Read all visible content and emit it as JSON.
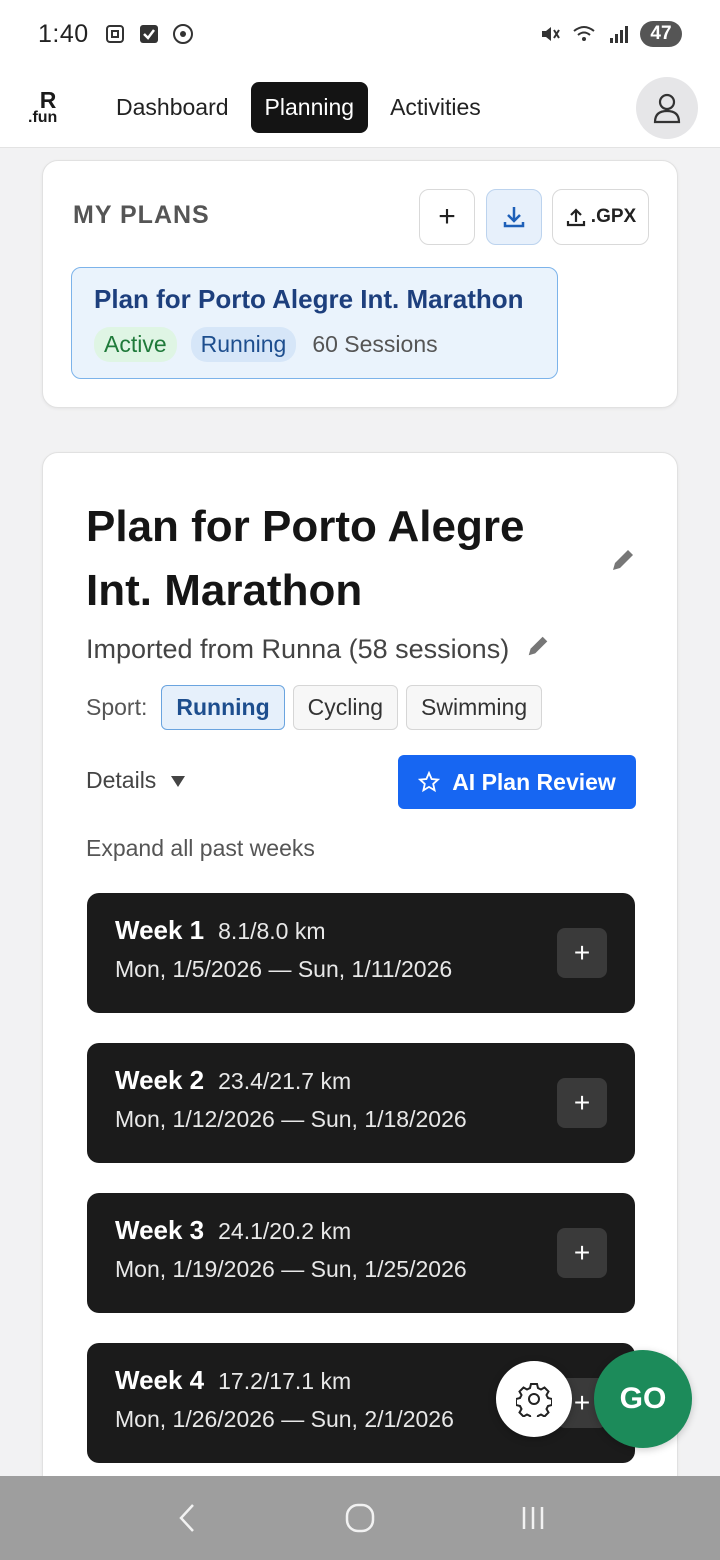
{
  "status_bar": {
    "time": "1:40",
    "battery": "47"
  },
  "header": {
    "logo_top": "R",
    "logo_bottom": ".fun",
    "tabs": [
      {
        "label": "Dashboard",
        "active": false
      },
      {
        "label": "Planning",
        "active": true
      },
      {
        "label": "Activities",
        "active": false
      }
    ]
  },
  "my_plans": {
    "title": "MY PLANS",
    "add_label": "+",
    "gpx_label": ".GPX",
    "plans": [
      {
        "title": "Plan for Porto Alegre Int. Marathon",
        "status": "Active",
        "sport": "Running",
        "sessions": "60 Sessions"
      }
    ]
  },
  "plan_detail": {
    "title": "Plan for Porto Alegre Int. Marathon",
    "subtitle": "Imported from Runna (58 sessions)",
    "sport_label": "Sport:",
    "sports": [
      "Running",
      "Cycling",
      "Swimming"
    ],
    "selected_sport": "Running",
    "details_label": "Details",
    "ai_review_label": "AI Plan Review",
    "expand_label": "Expand all past weeks",
    "weeks": [
      {
        "name": "Week 1",
        "km": "8.1/8.0 km",
        "dates": "Mon, 1/5/2026 — Sun, 1/11/2026"
      },
      {
        "name": "Week 2",
        "km": "23.4/21.7 km",
        "dates": "Mon, 1/12/2026 — Sun, 1/18/2026"
      },
      {
        "name": "Week 3",
        "km": "24.1/20.2 km",
        "dates": "Mon, 1/19/2026 — Sun, 1/25/2026"
      },
      {
        "name": "Week 4",
        "km": "17.2/17.1 km",
        "dates": "Mon, 1/26/2026 — Sun, 2/1/2026"
      }
    ],
    "week_add_label": "+"
  },
  "fab": {
    "go_label": "GO"
  },
  "colors": {
    "accent_blue": "#1766f2",
    "go_green": "#1c8b5a",
    "active_tab": "#141414"
  }
}
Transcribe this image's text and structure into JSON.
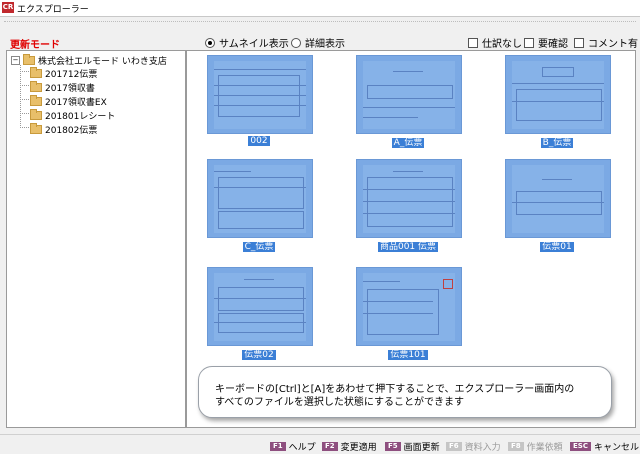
{
  "window": {
    "app_icon": "CR",
    "title": "エクスプローラー"
  },
  "toolbar": {
    "mode_label": "更新モード",
    "view_thumbnail": "サムネイル表示",
    "view_detail": "詳細表示",
    "selected_view": "thumbnail",
    "check_no_journal": "仕訳なし",
    "check_needs_review": "要確認",
    "check_has_comment": "コメント有"
  },
  "tree": {
    "root": {
      "label": "株式会社エルモード いわき支店",
      "expander": "−"
    },
    "children": [
      {
        "label": "201712伝票"
      },
      {
        "label": "2017領収書"
      },
      {
        "label": "2017領収書EX"
      },
      {
        "label": "201801レシート"
      },
      {
        "label": "201802伝票"
      }
    ]
  },
  "thumbnails": [
    {
      "label": "002"
    },
    {
      "label": "A_伝票"
    },
    {
      "label": "B_伝票"
    },
    {
      "label": "C_伝票"
    },
    {
      "label": "商品001 伝票"
    },
    {
      "label": "伝票01"
    },
    {
      "label": "伝票02"
    },
    {
      "label": "伝票101"
    }
  ],
  "tip": {
    "line1": "キーボードの[Ctrl]と[A]をあわせて押下することで、エクスプローラー画面内の",
    "line2": "すべてのファイルを選択した状態にすることができます"
  },
  "footer": [
    {
      "key": "F1",
      "label": "ヘルプ",
      "enabled": true
    },
    {
      "key": "F2",
      "label": "変更適用",
      "enabled": true
    },
    {
      "key": "F5",
      "label": "画面更新",
      "enabled": true
    },
    {
      "key": "F6",
      "label": "資料入力",
      "enabled": false
    },
    {
      "key": "F8",
      "label": "作業依頼",
      "enabled": false
    },
    {
      "key": "ESC",
      "label": "キャンセル",
      "enabled": true
    }
  ],
  "colors": {
    "mode_label": "#e00000",
    "thumb_fill": "#7ba9e4",
    "selection": "#3b7fd6",
    "fkey": "#8e4f7f"
  }
}
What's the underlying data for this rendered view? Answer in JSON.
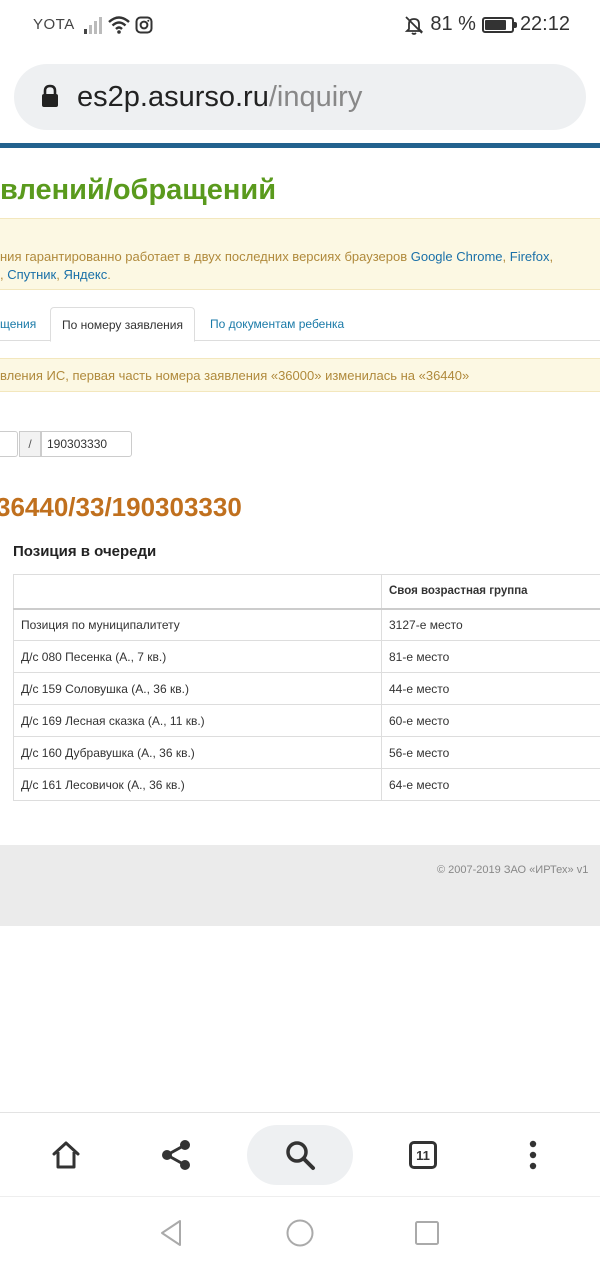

################

▶ WHAT IS REQUIRED: Which lines contain "JSON"? Copy each of them.

▶ RESPONSE:
Read all visible content and emit it as JSON.
Transcribe this image's text and structure into JSON.
What's the underlying data for this rendered view? Answer in JSON.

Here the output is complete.